Given task |
Copy each line below that includes "ROAD".

Data section |
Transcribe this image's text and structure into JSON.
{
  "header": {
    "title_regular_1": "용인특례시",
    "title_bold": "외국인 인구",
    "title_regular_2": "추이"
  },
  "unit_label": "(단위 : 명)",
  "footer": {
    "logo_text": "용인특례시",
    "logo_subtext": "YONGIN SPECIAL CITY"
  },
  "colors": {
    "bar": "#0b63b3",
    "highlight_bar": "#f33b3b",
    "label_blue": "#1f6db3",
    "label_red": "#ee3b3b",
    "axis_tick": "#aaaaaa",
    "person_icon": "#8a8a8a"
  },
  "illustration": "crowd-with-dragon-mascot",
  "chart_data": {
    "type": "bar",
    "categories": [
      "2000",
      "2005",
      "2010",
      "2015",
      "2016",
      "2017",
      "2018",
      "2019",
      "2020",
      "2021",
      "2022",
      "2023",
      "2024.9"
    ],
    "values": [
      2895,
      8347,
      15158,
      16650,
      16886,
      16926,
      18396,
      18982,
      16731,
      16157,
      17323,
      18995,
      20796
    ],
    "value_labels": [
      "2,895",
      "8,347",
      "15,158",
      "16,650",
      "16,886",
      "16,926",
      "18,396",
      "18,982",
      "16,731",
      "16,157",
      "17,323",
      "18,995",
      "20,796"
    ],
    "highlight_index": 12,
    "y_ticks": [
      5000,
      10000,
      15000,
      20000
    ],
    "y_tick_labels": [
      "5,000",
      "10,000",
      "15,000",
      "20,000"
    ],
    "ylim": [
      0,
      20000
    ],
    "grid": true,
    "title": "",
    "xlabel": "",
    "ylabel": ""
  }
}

...

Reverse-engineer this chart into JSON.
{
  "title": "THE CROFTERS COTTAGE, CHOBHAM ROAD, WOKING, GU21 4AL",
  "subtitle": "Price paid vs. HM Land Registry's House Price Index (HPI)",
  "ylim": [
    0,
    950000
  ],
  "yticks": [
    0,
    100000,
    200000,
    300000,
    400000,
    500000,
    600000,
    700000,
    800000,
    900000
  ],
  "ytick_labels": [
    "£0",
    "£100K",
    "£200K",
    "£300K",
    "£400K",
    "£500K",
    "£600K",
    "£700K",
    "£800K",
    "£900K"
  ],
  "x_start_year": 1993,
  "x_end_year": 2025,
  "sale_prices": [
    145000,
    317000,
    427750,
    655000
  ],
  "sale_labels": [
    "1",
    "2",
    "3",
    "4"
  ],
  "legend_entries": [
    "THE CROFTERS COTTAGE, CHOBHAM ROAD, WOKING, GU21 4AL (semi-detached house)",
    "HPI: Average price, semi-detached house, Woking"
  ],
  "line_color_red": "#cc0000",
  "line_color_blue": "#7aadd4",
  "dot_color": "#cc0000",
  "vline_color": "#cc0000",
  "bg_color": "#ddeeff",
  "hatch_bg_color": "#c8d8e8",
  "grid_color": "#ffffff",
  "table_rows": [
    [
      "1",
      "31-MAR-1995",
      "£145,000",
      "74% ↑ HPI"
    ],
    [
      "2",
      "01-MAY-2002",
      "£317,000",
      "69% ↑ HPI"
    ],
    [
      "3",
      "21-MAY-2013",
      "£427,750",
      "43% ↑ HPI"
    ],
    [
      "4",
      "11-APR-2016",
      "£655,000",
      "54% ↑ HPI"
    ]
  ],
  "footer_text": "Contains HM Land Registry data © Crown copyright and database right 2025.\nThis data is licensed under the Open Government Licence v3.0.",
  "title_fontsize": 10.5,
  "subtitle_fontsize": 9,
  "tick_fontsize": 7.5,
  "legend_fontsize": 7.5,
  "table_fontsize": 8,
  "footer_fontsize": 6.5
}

--

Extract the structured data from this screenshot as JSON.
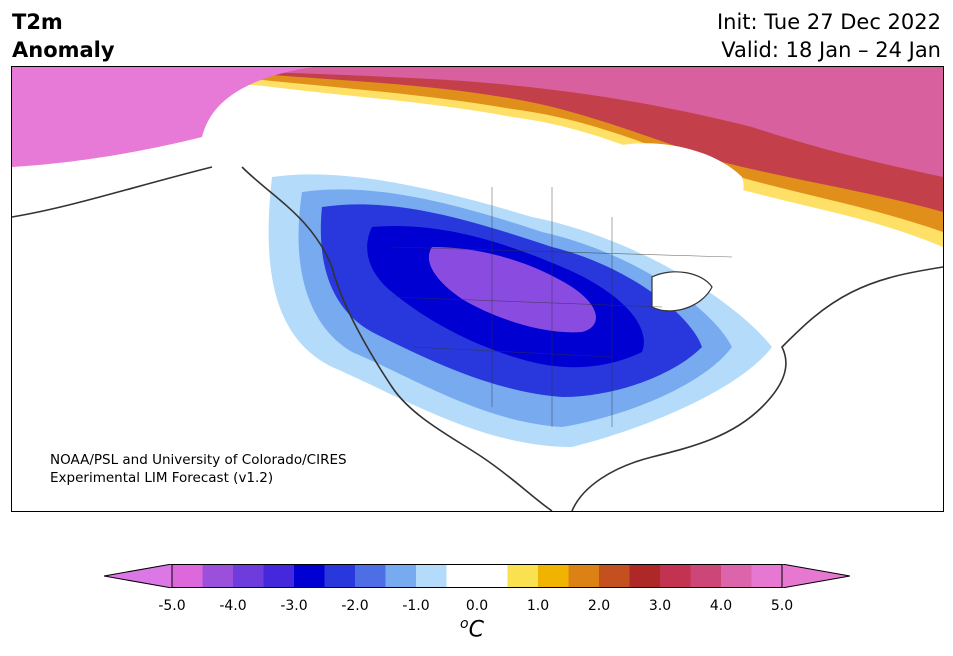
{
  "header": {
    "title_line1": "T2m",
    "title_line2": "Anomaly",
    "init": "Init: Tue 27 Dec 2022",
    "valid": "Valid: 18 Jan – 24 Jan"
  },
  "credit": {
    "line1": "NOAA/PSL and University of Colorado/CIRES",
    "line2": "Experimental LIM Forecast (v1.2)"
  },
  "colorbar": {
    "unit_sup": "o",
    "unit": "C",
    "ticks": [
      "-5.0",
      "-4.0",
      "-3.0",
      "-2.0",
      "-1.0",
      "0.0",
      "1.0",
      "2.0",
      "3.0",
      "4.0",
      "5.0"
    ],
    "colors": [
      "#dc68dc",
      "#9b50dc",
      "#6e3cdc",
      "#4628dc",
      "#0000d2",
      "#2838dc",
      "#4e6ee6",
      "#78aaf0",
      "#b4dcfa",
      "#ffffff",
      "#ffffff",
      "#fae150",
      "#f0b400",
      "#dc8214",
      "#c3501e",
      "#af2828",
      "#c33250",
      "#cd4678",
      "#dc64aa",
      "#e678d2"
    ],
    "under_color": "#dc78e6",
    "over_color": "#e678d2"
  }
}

Problem solution |
  "title": "THE CROFTERS COTTAGE, CHOBHAM ROAD, WOKING, GU21 4AL",
    "THE CROFTERS COTTAGE, CHOBHAM ROAD, WOKING, GU21 4AL (semi-detached house)",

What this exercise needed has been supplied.